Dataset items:
════════════════

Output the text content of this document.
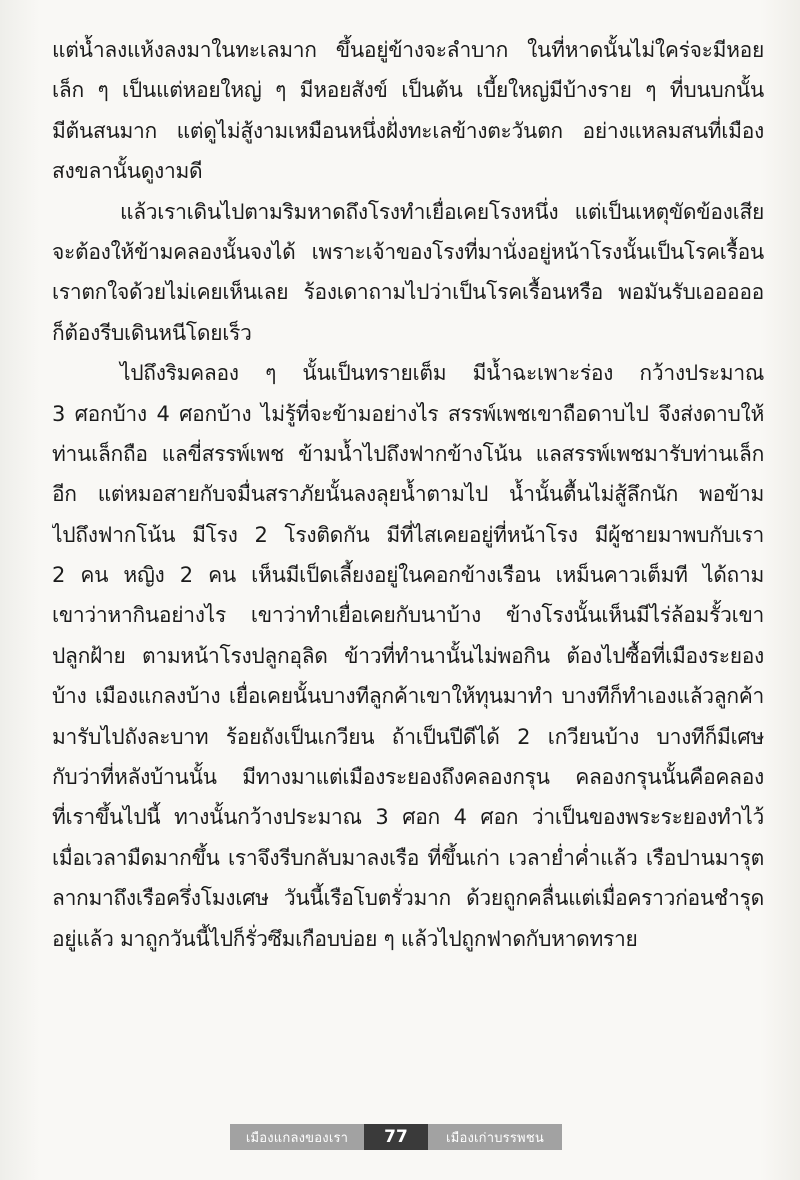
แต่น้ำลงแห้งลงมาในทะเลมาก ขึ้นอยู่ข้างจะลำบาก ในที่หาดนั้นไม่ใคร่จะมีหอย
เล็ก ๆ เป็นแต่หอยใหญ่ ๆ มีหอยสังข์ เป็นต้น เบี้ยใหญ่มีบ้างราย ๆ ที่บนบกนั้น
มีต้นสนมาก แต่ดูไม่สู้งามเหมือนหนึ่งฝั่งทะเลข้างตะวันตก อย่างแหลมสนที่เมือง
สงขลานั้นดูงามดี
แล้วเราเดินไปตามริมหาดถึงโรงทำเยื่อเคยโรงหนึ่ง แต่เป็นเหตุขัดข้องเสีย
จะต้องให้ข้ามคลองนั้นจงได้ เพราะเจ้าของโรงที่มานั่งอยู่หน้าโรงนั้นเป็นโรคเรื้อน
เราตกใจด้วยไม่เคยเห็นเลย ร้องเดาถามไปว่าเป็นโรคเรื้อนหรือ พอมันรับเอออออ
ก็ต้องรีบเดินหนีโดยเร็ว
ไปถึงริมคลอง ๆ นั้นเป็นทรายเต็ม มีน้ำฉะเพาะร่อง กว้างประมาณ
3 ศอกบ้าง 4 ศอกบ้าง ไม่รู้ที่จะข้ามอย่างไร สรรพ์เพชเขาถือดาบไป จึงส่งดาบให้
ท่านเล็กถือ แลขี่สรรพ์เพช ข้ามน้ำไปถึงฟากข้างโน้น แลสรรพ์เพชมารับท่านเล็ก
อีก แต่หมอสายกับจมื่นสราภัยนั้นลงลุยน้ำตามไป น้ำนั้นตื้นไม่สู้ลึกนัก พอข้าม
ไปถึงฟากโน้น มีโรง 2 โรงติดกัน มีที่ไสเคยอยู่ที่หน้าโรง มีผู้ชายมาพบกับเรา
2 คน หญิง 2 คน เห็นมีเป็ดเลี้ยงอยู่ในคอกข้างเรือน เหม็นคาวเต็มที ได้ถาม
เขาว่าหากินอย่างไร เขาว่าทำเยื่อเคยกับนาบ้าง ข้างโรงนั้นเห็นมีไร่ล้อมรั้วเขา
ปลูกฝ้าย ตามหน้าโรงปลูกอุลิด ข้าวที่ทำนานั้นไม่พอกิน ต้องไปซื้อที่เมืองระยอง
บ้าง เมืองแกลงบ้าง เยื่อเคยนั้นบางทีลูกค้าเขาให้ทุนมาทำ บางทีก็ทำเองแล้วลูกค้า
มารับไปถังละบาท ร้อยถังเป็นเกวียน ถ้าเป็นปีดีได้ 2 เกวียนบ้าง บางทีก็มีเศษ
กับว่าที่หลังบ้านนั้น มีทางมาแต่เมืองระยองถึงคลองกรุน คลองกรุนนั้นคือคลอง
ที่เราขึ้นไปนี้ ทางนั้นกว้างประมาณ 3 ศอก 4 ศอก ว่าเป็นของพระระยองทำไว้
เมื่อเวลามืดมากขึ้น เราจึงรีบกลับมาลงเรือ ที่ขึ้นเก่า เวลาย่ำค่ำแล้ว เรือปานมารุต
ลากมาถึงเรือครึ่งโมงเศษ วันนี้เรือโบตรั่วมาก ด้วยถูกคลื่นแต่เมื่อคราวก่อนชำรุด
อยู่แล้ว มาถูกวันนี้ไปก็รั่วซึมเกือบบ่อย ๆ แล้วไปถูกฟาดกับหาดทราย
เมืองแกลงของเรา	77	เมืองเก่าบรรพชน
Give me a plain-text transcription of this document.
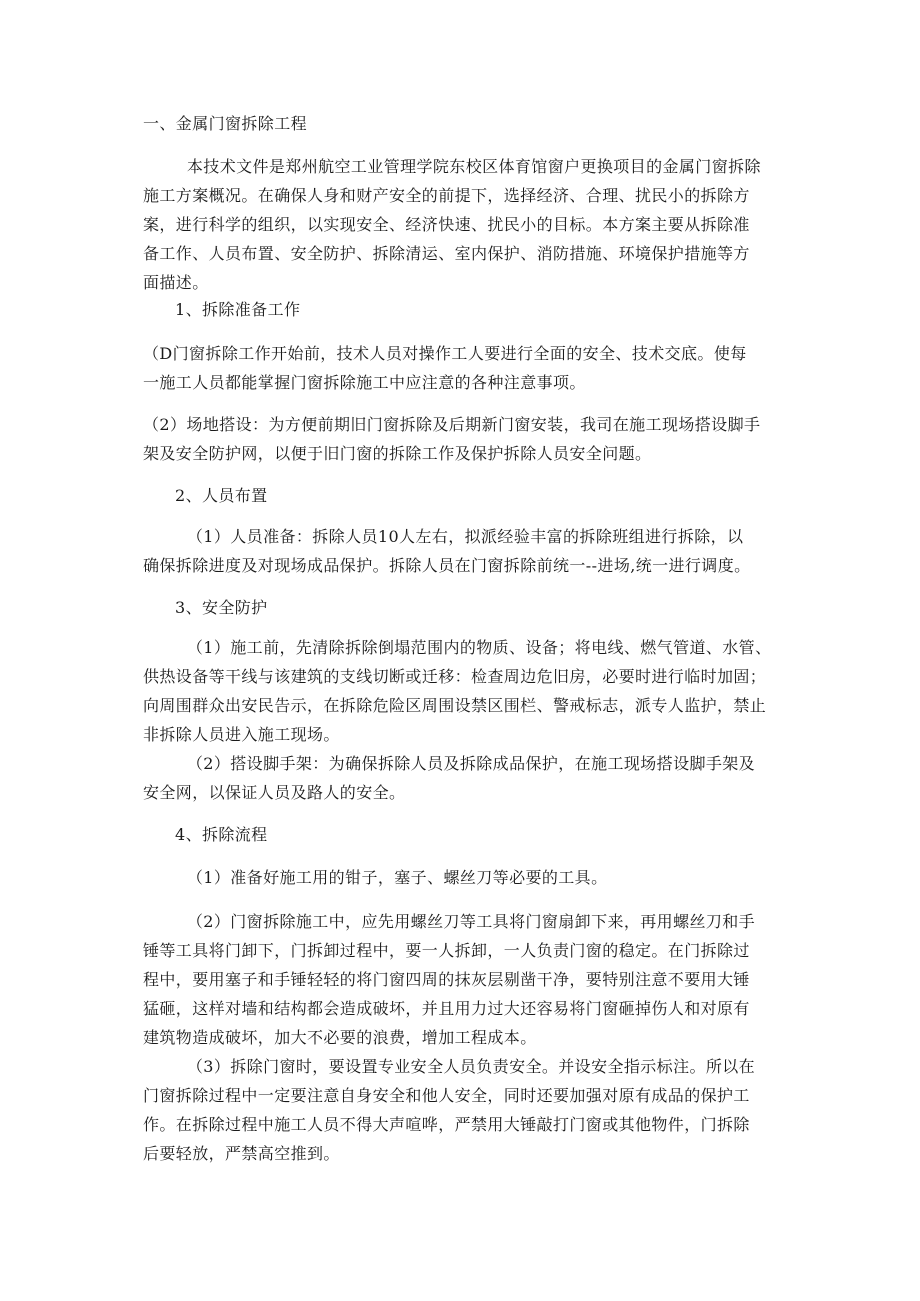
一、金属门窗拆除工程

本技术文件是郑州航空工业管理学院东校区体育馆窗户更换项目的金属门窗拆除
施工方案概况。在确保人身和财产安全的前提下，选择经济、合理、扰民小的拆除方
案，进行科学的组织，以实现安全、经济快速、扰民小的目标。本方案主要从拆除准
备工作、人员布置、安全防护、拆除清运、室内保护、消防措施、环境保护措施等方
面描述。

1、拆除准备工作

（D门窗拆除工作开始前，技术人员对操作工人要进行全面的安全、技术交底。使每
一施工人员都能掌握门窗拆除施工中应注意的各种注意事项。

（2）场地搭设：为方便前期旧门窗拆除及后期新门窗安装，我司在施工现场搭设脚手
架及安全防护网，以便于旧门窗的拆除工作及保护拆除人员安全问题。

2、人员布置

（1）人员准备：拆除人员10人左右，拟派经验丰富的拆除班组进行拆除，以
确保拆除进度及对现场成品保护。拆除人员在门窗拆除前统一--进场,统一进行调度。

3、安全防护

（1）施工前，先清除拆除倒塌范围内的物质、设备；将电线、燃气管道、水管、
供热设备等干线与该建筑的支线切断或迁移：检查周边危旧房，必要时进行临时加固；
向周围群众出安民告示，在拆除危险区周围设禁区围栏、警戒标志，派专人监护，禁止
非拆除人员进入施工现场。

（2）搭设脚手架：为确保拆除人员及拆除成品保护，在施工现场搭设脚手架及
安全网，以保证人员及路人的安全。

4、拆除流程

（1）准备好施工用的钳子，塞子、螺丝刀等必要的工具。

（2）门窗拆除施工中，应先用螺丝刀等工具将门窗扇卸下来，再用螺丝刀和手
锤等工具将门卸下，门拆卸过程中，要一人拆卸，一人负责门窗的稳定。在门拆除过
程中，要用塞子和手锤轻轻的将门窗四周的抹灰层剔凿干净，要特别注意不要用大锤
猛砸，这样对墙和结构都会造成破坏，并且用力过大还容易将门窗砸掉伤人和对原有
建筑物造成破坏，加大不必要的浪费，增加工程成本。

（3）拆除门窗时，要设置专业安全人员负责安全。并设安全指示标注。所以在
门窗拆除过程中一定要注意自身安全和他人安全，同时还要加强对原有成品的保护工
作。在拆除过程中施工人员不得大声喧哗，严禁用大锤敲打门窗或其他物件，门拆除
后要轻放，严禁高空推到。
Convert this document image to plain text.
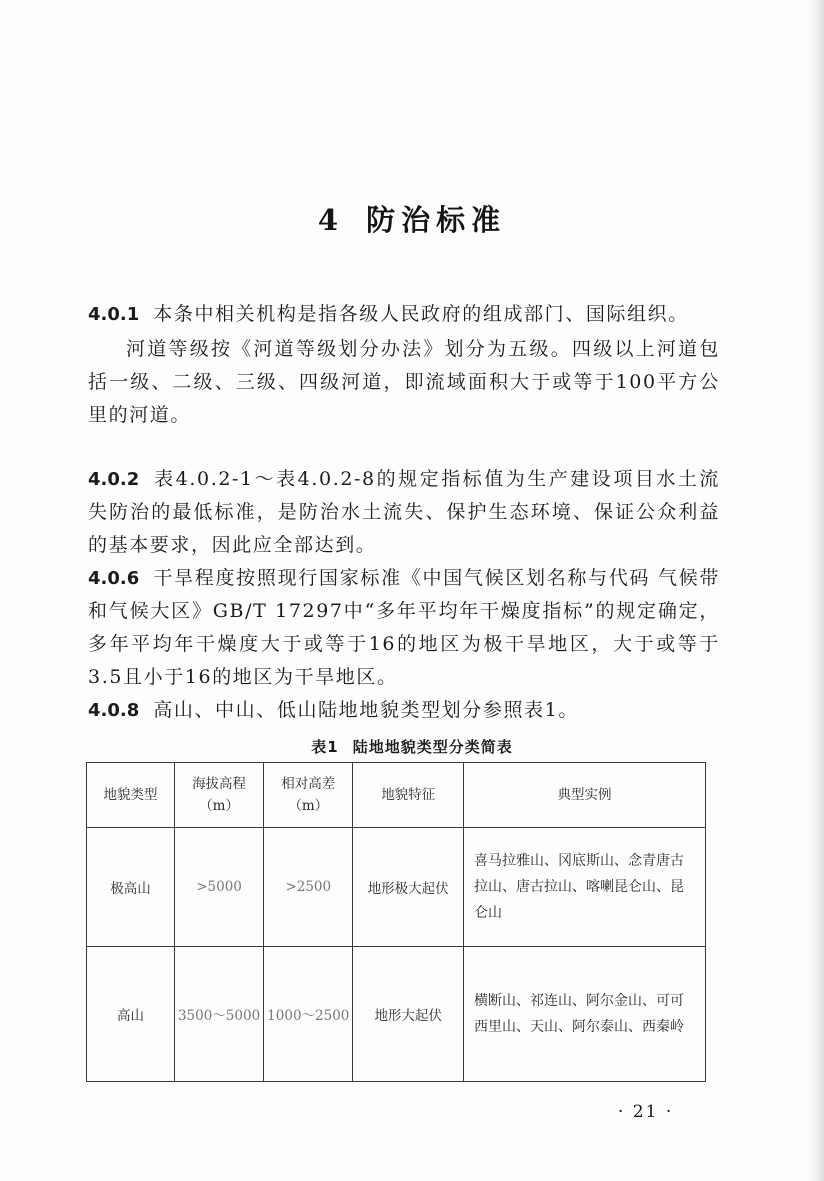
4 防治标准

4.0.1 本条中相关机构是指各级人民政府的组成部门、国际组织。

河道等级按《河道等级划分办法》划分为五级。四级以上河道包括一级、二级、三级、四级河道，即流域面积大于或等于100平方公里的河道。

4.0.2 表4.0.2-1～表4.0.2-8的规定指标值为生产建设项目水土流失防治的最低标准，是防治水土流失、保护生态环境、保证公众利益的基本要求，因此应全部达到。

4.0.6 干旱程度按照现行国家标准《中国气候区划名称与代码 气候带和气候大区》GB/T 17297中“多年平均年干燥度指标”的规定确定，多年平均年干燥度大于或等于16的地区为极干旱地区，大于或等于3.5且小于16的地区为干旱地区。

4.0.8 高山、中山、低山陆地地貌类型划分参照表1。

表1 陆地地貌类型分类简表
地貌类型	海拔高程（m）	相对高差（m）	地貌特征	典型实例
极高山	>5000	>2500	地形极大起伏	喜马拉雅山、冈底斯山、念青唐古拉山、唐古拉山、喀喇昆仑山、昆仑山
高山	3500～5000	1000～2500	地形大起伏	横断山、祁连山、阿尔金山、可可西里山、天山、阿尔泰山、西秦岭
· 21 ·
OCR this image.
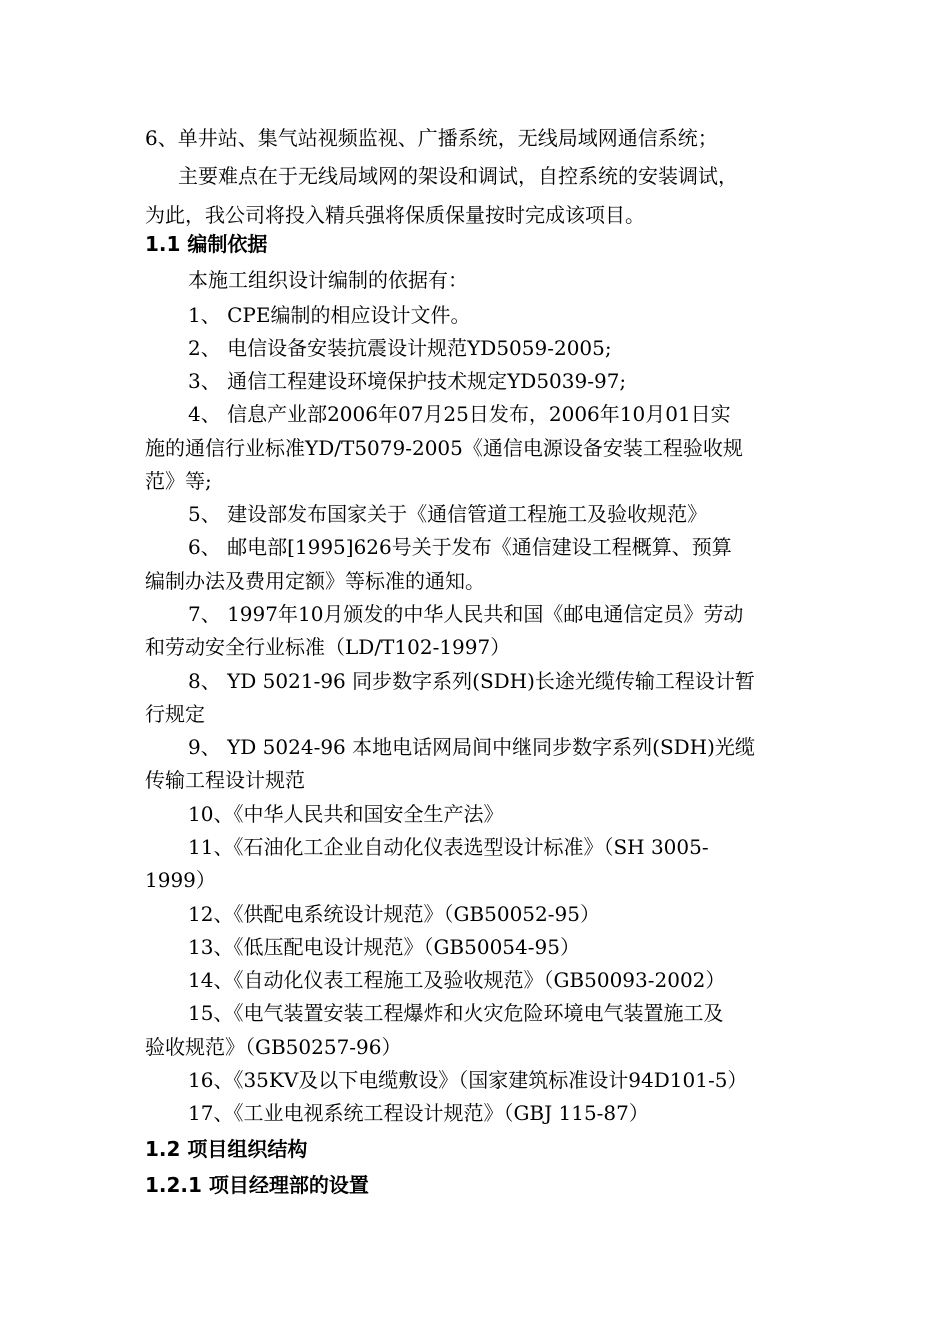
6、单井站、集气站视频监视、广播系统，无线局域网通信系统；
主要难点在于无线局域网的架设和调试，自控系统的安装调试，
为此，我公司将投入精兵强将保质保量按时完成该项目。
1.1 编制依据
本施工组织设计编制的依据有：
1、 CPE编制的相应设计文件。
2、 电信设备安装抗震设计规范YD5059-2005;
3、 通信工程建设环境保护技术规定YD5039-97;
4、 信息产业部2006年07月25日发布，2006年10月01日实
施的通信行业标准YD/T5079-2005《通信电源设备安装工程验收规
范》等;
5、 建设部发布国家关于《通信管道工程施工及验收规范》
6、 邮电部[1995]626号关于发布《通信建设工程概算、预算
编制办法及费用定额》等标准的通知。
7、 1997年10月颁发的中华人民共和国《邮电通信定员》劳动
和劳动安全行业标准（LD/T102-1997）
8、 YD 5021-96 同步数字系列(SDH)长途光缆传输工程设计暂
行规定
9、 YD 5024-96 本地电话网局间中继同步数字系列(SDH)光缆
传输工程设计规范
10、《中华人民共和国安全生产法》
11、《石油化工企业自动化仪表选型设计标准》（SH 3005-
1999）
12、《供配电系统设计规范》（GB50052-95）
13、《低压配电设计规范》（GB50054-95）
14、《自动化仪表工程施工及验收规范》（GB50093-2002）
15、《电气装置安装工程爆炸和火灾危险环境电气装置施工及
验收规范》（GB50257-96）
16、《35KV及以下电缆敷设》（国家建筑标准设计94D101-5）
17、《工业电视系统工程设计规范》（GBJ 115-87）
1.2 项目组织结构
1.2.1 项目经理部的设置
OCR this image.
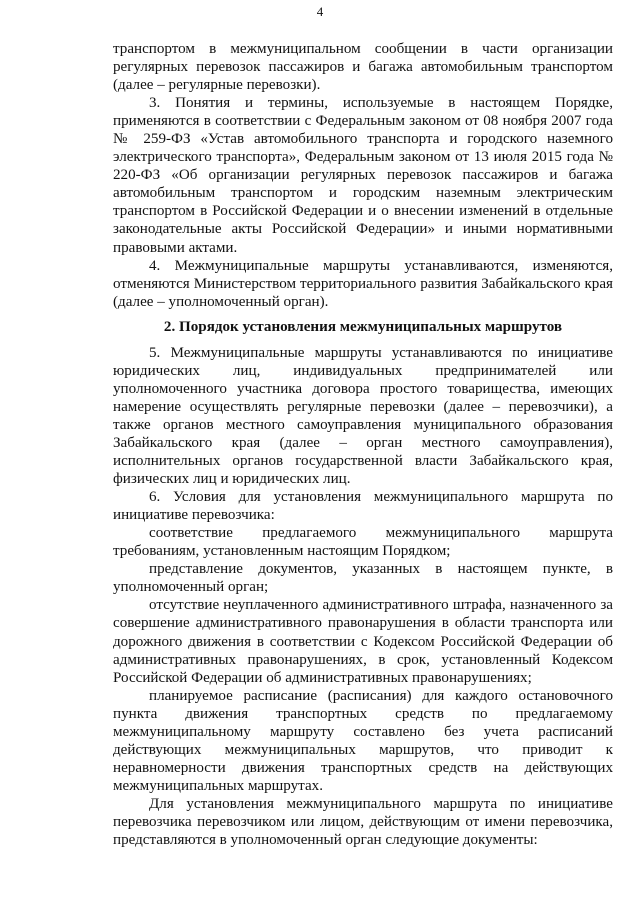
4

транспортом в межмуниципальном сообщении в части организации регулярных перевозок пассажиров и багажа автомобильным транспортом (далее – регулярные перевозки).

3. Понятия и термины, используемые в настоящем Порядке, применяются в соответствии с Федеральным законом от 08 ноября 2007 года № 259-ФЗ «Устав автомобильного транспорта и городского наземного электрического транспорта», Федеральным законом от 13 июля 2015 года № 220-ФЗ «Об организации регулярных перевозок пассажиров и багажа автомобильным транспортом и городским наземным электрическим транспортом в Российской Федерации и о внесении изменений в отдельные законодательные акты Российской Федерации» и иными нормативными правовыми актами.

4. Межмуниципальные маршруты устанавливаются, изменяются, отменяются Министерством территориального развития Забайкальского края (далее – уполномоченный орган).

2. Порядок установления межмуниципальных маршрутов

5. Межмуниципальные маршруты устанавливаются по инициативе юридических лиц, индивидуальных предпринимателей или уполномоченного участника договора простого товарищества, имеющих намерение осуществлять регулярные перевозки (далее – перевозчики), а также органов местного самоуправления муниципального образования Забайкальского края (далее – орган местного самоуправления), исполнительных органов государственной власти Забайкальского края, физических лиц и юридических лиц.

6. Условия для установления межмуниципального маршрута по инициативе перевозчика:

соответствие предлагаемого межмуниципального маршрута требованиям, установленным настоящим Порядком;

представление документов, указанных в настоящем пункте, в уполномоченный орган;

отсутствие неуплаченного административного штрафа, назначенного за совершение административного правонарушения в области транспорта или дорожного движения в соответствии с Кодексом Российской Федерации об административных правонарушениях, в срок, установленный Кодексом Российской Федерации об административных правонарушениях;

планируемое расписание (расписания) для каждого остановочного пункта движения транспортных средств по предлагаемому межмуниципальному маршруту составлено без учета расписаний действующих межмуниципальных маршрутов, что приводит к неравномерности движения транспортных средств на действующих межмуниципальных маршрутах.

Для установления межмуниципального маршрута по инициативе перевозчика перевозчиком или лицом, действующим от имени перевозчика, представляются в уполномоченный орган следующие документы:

════════════════

§ **Written instruction**: Copy and report every line where the word "บางท" is present.

§ **Output for this exercise**:
บ้าง เมืองแกลงบ้าง เยื่อเคยนั้นบางทีลูกค้าเขาให้ทุนมาทำ บางทีก็ทำเองแล้วลูกค้า
มารับไปถังละบาท ร้อยถังเป็นเกวียน ถ้าเป็นปีดีได้ 2 เกวียนบ้าง บางทีก็มีเศษ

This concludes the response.